> 源记录
++++++++++++++++++++
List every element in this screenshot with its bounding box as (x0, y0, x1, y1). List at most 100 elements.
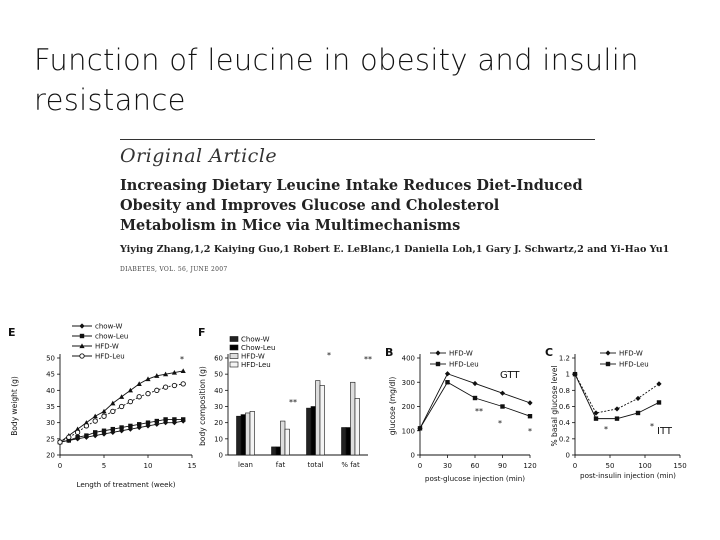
legend-label-E: HFD-Leu (95, 353, 125, 361)
x-axis-label-B: post-glucose injection (min) (425, 474, 525, 483)
data-point-C (635, 395, 641, 402)
data-point-B (444, 371, 451, 377)
article-citation: DIABETES, VOL. 56, JUNE 2007 (120, 266, 228, 273)
data-point-E (180, 381, 186, 387)
legend-label-C: HFD-W (619, 350, 643, 358)
x-tick-label-E: 0 (58, 462, 62, 470)
significance-mark-F: ** (364, 355, 372, 364)
y-tick-label-E: 20 (46, 452, 55, 460)
legend-label-E: chow-Leu (95, 333, 128, 341)
data-point-E (136, 381, 142, 386)
data-point-E (163, 417, 168, 422)
legend-marker-E (79, 353, 85, 359)
data-point-E (110, 408, 116, 415)
data-point-E (181, 417, 186, 422)
data-point-E (110, 426, 115, 432)
y-tick-label-C: 1.2 (559, 355, 570, 363)
data-point-C (593, 416, 599, 421)
y-tick-label-E: 35 (46, 403, 55, 411)
data-point-C (656, 400, 662, 405)
bar-F (245, 412, 251, 456)
y-axis-label-E: Body weight (g) (10, 376, 19, 436)
legend-marker-C (605, 361, 611, 367)
data-point-E (66, 438, 71, 443)
article-section: Original Article (120, 145, 278, 167)
x-tick-label-F: lean (238, 461, 253, 469)
y-tick-label-B: 100 (402, 427, 415, 435)
data-point-E (57, 439, 63, 445)
y-tick-label-C: 0 (566, 452, 570, 460)
data-point-E (119, 394, 125, 399)
x-tick-label-E: 15 (188, 462, 197, 470)
data-point-E (137, 422, 142, 427)
data-point-B (472, 395, 478, 401)
legend-label-F: Chow-Leu (241, 344, 275, 352)
significance-mark-B: * (528, 427, 532, 436)
legend-label-F: HFD-Leu (241, 361, 271, 369)
data-point-E (101, 428, 107, 433)
y-tick-label-F: 50 (214, 371, 223, 379)
bar-F (275, 446, 281, 456)
data-point-B (500, 404, 505, 409)
data-point-E (83, 423, 90, 429)
data-point-E (93, 430, 98, 435)
bar-F (341, 427, 347, 456)
legend-label-C: HFD-Leu (619, 361, 649, 369)
legend-marker-B (435, 350, 441, 356)
data-point-E (66, 434, 72, 440)
legend-label-E: chow-W (95, 323, 123, 331)
data-point-B (527, 414, 533, 419)
data-point-E (84, 433, 89, 438)
chart-title-B: GTT (500, 370, 520, 381)
legend-swatch-F (229, 353, 239, 359)
data-point-E (110, 400, 116, 406)
x-tick-label-F: total (307, 461, 323, 469)
x-axis-label-C: post-insulin injection (min) (580, 471, 676, 480)
series-line-C (574, 373, 660, 420)
legend-label-B: HFD-W (449, 350, 473, 358)
legend-swatch-F (229, 361, 239, 368)
y-tick-label-C: 0.4 (559, 419, 571, 427)
y-tick-label-F: 20 (214, 419, 223, 427)
bar-F (236, 415, 242, 456)
article-authors: Yiying Zhang,1,2 Kaiying Guo,1 Robert E.… (120, 244, 670, 255)
data-point-E (154, 373, 160, 378)
legend-label-B: HFD-Leu (449, 361, 479, 369)
series-line-C (574, 373, 660, 414)
data-point-E (172, 417, 177, 422)
x-tick-label-B: 0 (418, 462, 422, 470)
bar-F (350, 381, 356, 456)
data-point-E (119, 425, 124, 430)
significance-mark-B: ** (475, 407, 483, 416)
legend-marker-B (435, 361, 441, 367)
y-tick-label-C: 0.2 (559, 435, 570, 443)
x-tick-label-C: 0 (573, 462, 577, 470)
bar-F (271, 446, 277, 456)
y-tick-label-F: 60 (214, 355, 223, 363)
data-point-C (614, 416, 620, 421)
bar-F (240, 414, 246, 456)
y-tick-label-F: 10 (214, 435, 223, 443)
y-tick-label-E: 40 (46, 387, 55, 395)
data-point-E (145, 420, 151, 425)
y-tick-label-E: 50 (46, 355, 55, 363)
legend-swatch-F (229, 344, 239, 351)
x-tick-label-B: 90 (498, 462, 507, 470)
y-tick-label-B: 200 (402, 403, 415, 411)
data-point-E (101, 408, 107, 414)
legend-swatch-F (229, 336, 239, 342)
data-point-C (614, 406, 620, 412)
data-point-C (656, 381, 662, 387)
significance-mark-F: ** (289, 398, 297, 407)
x-tick-label-E: 10 (144, 462, 153, 470)
bar-F (354, 398, 360, 456)
significance-mark-F: * (327, 351, 331, 360)
significance-mark-C: * (650, 422, 654, 431)
data-point-B (417, 426, 423, 431)
significance-mark-B: * (498, 419, 502, 428)
bar-F (345, 427, 351, 456)
x-tick-label-E: 5 (102, 462, 106, 470)
data-point-E (145, 376, 151, 382)
bar-F (310, 406, 316, 456)
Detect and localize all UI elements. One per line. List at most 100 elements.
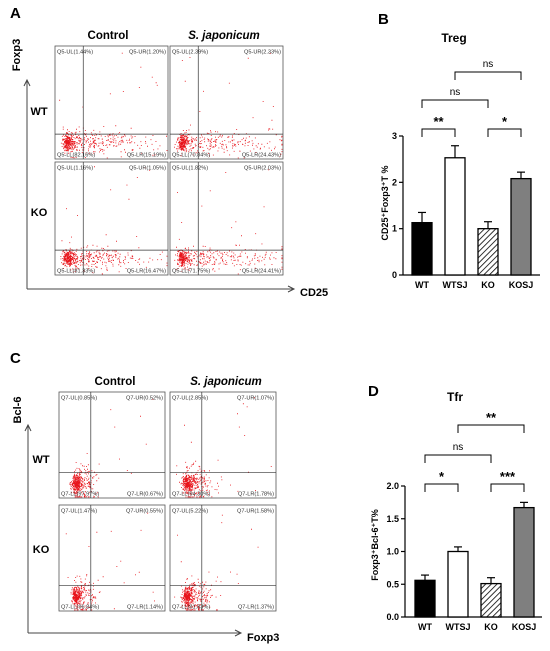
x-tick-label: KO (484, 622, 498, 632)
significance-label: * (439, 469, 445, 484)
event-dots (69, 398, 154, 498)
significance-label: ** (486, 410, 497, 425)
y-axis-label: Bcl-6 (12, 397, 24, 424)
quadrant-ur: Q7-UR(0.55%) (126, 509, 163, 515)
chart-title: Treg (441, 31, 466, 45)
quadrant-ur: Q7-UR(1.07%) (237, 396, 274, 402)
panel-label-a: A (10, 5, 21, 22)
quadrant-ur: Q5-UR(1.20%) (129, 50, 166, 56)
quadrant-ll: Q5-LL(81.33%) (57, 269, 95, 275)
x-axis-label: Foxp3 (247, 632, 279, 644)
event-dots (59, 52, 168, 159)
panel-label-d: D (368, 383, 379, 400)
flow-plot: Q7-UL(0.85%) Q7-UR(0.52%) Q7-LL(97.97%) Q7-… (58, 391, 166, 499)
row-label: KO (33, 544, 50, 556)
quadrant-ur: Q5-UR(1.05%) (129, 166, 166, 172)
y-axis-label: CD25⁺Foxp3⁺T % (380, 165, 390, 240)
quadrant-ur: Q7-UR(1.58%) (237, 509, 274, 515)
quadrant-ll: Q7-LL(94.30%) (172, 492, 210, 498)
y-axis-label: Foxp3⁺Bcl-6⁺T% (370, 509, 380, 581)
chart-title: Tfr (447, 390, 463, 404)
bar-kosj (510, 177, 532, 276)
y-tick-label: 0 (392, 270, 397, 280)
event-dots (174, 53, 283, 159)
comparison-bracket (490, 483, 525, 492)
flow-plot: Q5-UL(2.39%) Q5-UR(2.33%) Q5-LL(70.84%) Q5-… (169, 45, 284, 160)
panel-label-b: B (378, 11, 389, 28)
quadrant-lr: Q5-LR(24.43%) (242, 153, 281, 159)
quadrant-ul: Q7-UL(5.22%) (172, 509, 208, 515)
quadrant-ll: Q7-LL(96.84%) (61, 605, 99, 611)
plot-frame (169, 45, 284, 160)
significance-label: ns (450, 87, 461, 98)
quadrant-ul: Q7-UL(2.85%) (172, 396, 208, 402)
panel-label-c: C (10, 350, 21, 367)
quadrant-lr: Q7-LR(0.67%) (127, 492, 163, 498)
row-label: WT (32, 454, 49, 466)
quadrant-ur: Q7-UR(0.52%) (126, 396, 163, 402)
x-tick-label: WTSJ (442, 280, 467, 290)
flow-plot: Q7-UL(1.47%) Q7-UR(0.55%) Q7-LL(96.84%) Q7-… (58, 504, 166, 612)
x-tick-label: KOSJ (509, 280, 534, 290)
flow-plot: Q7-UL(5.22%) Q7-UR(1.58%) Q7-LL(91.83%) Q7-… (169, 504, 277, 612)
event-dots (65, 512, 155, 611)
y-axis-label: Foxp3 (11, 39, 23, 71)
quadrant-ll: Q7-LL(91.83%) (172, 605, 210, 611)
comparison-bracket (421, 128, 456, 137)
column-title: Control (95, 376, 136, 388)
x-arrowhead (234, 629, 243, 637)
y-tick-label: 1.5 (386, 514, 399, 524)
plot-frame (169, 161, 284, 276)
comparison-bracket (487, 128, 522, 137)
row-label: KO (31, 207, 48, 219)
flow-plot: Q5-UL(1.44%) Q5-UR(1.20%) Q5-LL(82.16%) Q5-… (54, 45, 169, 160)
plot-frame (58, 391, 166, 499)
y-tick-label: 1 (392, 224, 397, 234)
bar-ko (480, 582, 502, 618)
y-tick-label: 3 (392, 131, 397, 141)
bar-ko (477, 228, 499, 276)
x-tick-label: WT (415, 280, 429, 290)
bar-wtsj (447, 550, 469, 618)
quadrant-ul: Q7-UL(1.47%) (61, 509, 97, 515)
plot-frame (58, 504, 166, 612)
quadrant-ul: Q5-UL(2.39%) (172, 50, 208, 56)
comparison-bracket (421, 99, 489, 108)
bar-wt (411, 221, 433, 276)
significance-label: *** (500, 469, 516, 484)
x-tick-label: WTSJ (445, 622, 470, 632)
quadrant-lr: Q5-LR(16.47%) (127, 269, 166, 275)
event-dots (176, 397, 272, 498)
plot-frame (54, 45, 169, 160)
y-arrowhead (23, 78, 31, 87)
quadrant-ll: Q5-LL(70.84%) (172, 153, 210, 159)
quadrant-lr: Q7-LR(1.14%) (127, 605, 163, 611)
y-tick-label: 0.0 (386, 612, 399, 622)
quadrant-ll: Q5-LL(82.16%) (57, 153, 95, 159)
y-tick-label: 0.5 (386, 579, 399, 589)
comparison-bracket (457, 424, 525, 433)
y-arrowhead (24, 423, 32, 432)
quadrant-ul: Q5-UL(1.82%) (172, 166, 208, 172)
quadrant-ul: Q7-UL(0.85%) (61, 396, 97, 402)
column-title: Control (88, 30, 129, 42)
row-label: WT (30, 106, 47, 118)
x-tick-label: KOSJ (512, 622, 537, 632)
quadrant-lr: Q7-LR(1.78%) (238, 492, 274, 498)
quadrant-ll: Q5-LL(71.75%) (172, 269, 210, 275)
significance-label: * (502, 114, 508, 129)
significance-label: ns (483, 59, 494, 70)
y-tick-label: 1.0 (386, 547, 399, 557)
bar-wtsj (444, 157, 466, 276)
flow-plot: Q7-UL(2.85%) Q7-UR(1.07%) Q7-LL(94.30%) Q7-… (169, 391, 277, 499)
y-tick-label: 2 (392, 177, 397, 187)
significance-label: ** (433, 114, 444, 129)
x-tick-label: KO (481, 280, 495, 290)
flow-panel-c: Control S. japonicum WT KO Bcl-6 Foxp3 Q7-UL(0… (12, 376, 279, 644)
quadrant-ul: Q5-UL(1.44%) (57, 50, 93, 56)
y-tick-label: 2.0 (386, 481, 399, 491)
bar-chart-tfr: Tfr Foxp3⁺Bcl-6⁺T% 0.0 0.5 1.0 1.5 2.0 WT WTSJ KO… (370, 390, 542, 632)
event-dots (60, 166, 168, 275)
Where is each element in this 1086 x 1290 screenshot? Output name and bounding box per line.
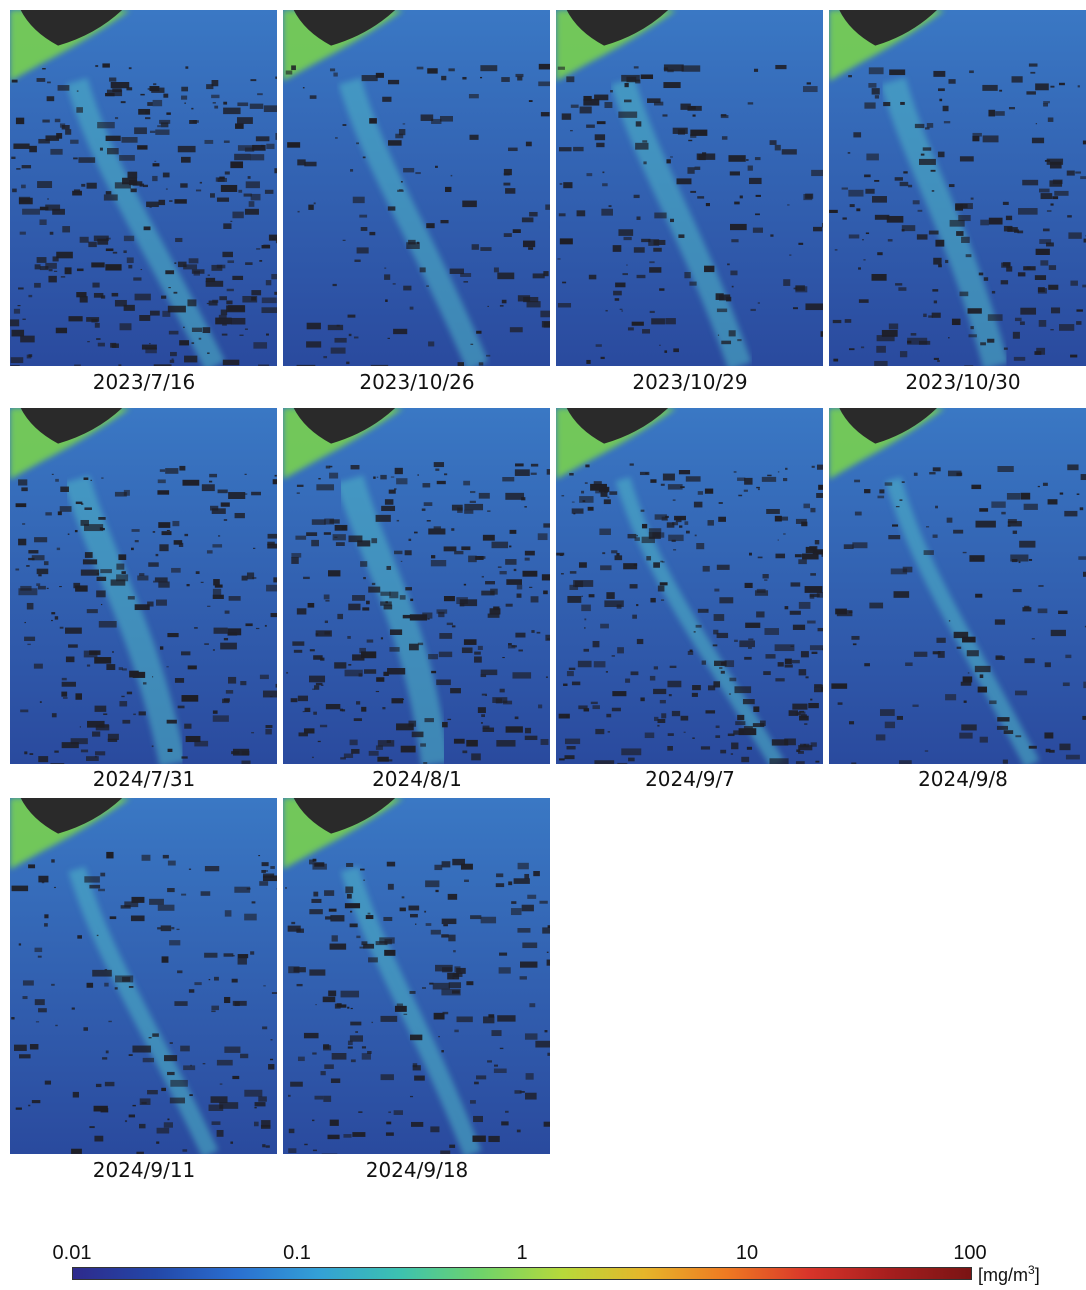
++++++++++++++++++++
> 待完成任务
从上述记录中筛选出所有含字符串“line”的行，逐行照抄。匹配时区分大小写。

> 任务输出
series-line-C (574, 373, 660, 420)
series-line-C (574, 373, 660, 414)
Detect and localize all UI elements. One per line. List at most 100 elements.
Where is each element in this 1086 x 1290 screenshot? Output name and bounding box per line.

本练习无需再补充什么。